[Task description] Reproduce each line of the material below without altering any character.

[Extracted data entries]

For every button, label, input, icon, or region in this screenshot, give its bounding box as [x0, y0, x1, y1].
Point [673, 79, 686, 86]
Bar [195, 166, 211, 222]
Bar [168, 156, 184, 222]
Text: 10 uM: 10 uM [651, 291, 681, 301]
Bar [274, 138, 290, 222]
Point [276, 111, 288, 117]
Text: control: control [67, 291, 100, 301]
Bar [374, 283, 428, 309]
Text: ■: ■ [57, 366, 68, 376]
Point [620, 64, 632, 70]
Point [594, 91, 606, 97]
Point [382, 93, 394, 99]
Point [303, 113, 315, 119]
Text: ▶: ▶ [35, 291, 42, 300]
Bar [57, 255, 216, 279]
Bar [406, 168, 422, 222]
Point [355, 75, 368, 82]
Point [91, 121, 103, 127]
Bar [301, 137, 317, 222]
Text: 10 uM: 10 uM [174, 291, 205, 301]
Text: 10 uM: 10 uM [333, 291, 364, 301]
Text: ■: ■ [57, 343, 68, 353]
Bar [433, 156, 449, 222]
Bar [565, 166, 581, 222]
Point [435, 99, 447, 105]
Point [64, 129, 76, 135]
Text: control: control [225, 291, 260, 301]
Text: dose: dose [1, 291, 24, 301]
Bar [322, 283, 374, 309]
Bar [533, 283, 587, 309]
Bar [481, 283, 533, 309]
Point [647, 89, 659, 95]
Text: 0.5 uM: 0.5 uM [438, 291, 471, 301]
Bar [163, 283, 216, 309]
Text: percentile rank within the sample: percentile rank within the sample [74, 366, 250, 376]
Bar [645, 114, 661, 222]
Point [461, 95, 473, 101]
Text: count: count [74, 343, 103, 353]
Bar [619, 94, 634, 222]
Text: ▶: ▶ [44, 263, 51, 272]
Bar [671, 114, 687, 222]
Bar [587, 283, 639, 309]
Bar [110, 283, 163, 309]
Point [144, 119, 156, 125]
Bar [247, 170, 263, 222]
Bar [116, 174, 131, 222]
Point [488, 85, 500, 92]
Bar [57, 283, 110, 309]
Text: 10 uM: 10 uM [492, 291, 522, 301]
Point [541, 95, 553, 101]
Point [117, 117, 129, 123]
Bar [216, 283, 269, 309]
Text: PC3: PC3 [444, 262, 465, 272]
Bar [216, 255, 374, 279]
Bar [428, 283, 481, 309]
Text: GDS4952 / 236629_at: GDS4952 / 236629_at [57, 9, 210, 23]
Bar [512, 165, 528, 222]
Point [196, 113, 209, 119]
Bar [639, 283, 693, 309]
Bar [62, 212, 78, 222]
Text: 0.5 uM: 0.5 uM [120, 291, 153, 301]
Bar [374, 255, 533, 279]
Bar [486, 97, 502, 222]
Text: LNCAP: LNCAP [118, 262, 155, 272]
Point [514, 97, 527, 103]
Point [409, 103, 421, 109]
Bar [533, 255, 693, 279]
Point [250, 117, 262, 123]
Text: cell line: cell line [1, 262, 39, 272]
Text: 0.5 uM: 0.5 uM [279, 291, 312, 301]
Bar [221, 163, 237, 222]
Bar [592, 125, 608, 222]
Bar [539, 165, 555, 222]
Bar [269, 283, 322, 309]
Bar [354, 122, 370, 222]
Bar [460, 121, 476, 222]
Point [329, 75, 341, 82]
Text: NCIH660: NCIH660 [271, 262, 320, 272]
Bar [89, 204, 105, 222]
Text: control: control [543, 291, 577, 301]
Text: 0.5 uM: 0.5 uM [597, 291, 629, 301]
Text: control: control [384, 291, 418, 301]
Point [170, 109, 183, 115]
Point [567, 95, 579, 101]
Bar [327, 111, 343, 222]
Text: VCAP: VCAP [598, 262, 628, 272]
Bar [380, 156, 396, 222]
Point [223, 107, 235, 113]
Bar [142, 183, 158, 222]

[Full output]
For every button, label, input, icon, or region in this screenshot, give its bounding box as [x0, y0, x1, y1].
Point [673, 79, 686, 86]
Bar [195, 166, 211, 222]
Bar [168, 156, 184, 222]
Text: 10 uM: 10 uM [651, 291, 681, 301]
Bar [274, 138, 290, 222]
Point [276, 111, 288, 117]
Text: control: control [67, 291, 100, 301]
Bar [374, 283, 428, 309]
Text: ■: ■ [57, 366, 68, 376]
Point [620, 64, 632, 70]
Point [594, 91, 606, 97]
Point [382, 93, 394, 99]
Point [303, 113, 315, 119]
Text: ▶: ▶ [35, 291, 42, 300]
Bar [57, 255, 216, 279]
Bar [406, 168, 422, 222]
Point [355, 75, 368, 82]
Point [91, 121, 103, 127]
Bar [301, 137, 317, 222]
Text: 10 uM: 10 uM [174, 291, 205, 301]
Text: 10 uM: 10 uM [333, 291, 364, 301]
Text: ■: ■ [57, 343, 68, 353]
Bar [433, 156, 449, 222]
Bar [565, 166, 581, 222]
Point [435, 99, 447, 105]
Point [64, 129, 76, 135]
Text: control: control [225, 291, 260, 301]
Text: dose: dose [1, 291, 24, 301]
Bar [322, 283, 374, 309]
Bar [533, 283, 587, 309]
Bar [481, 283, 533, 309]
Point [647, 89, 659, 95]
Text: 0.5 uM: 0.5 uM [438, 291, 471, 301]
Bar [163, 283, 216, 309]
Text: percentile rank within the sample: percentile rank within the sample [74, 366, 250, 376]
Bar [645, 114, 661, 222]
Point [461, 95, 473, 101]
Text: count: count [74, 343, 103, 353]
Bar [619, 94, 634, 222]
Text: ▶: ▶ [44, 263, 51, 272]
Bar [671, 114, 687, 222]
Bar [587, 283, 639, 309]
Bar [110, 283, 163, 309]
Point [144, 119, 156, 125]
Bar [247, 170, 263, 222]
Bar [116, 174, 131, 222]
Point [488, 85, 500, 92]
Bar [57, 283, 110, 309]
Text: 10 uM: 10 uM [492, 291, 522, 301]
Point [541, 95, 553, 101]
Point [117, 117, 129, 123]
Bar [216, 283, 269, 309]
Text: PC3: PC3 [444, 262, 465, 272]
Bar [216, 255, 374, 279]
Bar [428, 283, 481, 309]
Text: GDS4952 / 236629_at: GDS4952 / 236629_at [57, 9, 210, 23]
Bar [512, 165, 528, 222]
Point [196, 113, 209, 119]
Bar [639, 283, 693, 309]
Bar [62, 212, 78, 222]
Text: 0.5 uM: 0.5 uM [120, 291, 153, 301]
Bar [374, 255, 533, 279]
Bar [486, 97, 502, 222]
Text: LNCAP: LNCAP [118, 262, 155, 272]
Point [514, 97, 527, 103]
Point [409, 103, 421, 109]
Bar [533, 255, 693, 279]
Point [250, 117, 262, 123]
Text: cell line: cell line [1, 262, 39, 272]
Text: 0.5 uM: 0.5 uM [279, 291, 312, 301]
Bar [221, 163, 237, 222]
Bar [592, 125, 608, 222]
Bar [539, 165, 555, 222]
Bar [269, 283, 322, 309]
Bar [354, 122, 370, 222]
Bar [460, 121, 476, 222]
Point [329, 75, 341, 82]
Text: NCIH660: NCIH660 [271, 262, 320, 272]
Bar [89, 204, 105, 222]
Text: control: control [543, 291, 577, 301]
Text: 0.5 uM: 0.5 uM [597, 291, 629, 301]
Text: control: control [384, 291, 418, 301]
Point [170, 109, 183, 115]
Point [567, 95, 579, 101]
Bar [327, 111, 343, 222]
Text: VCAP: VCAP [598, 262, 628, 272]
Bar [380, 156, 396, 222]
Point [223, 107, 235, 113]
Bar [142, 183, 158, 222]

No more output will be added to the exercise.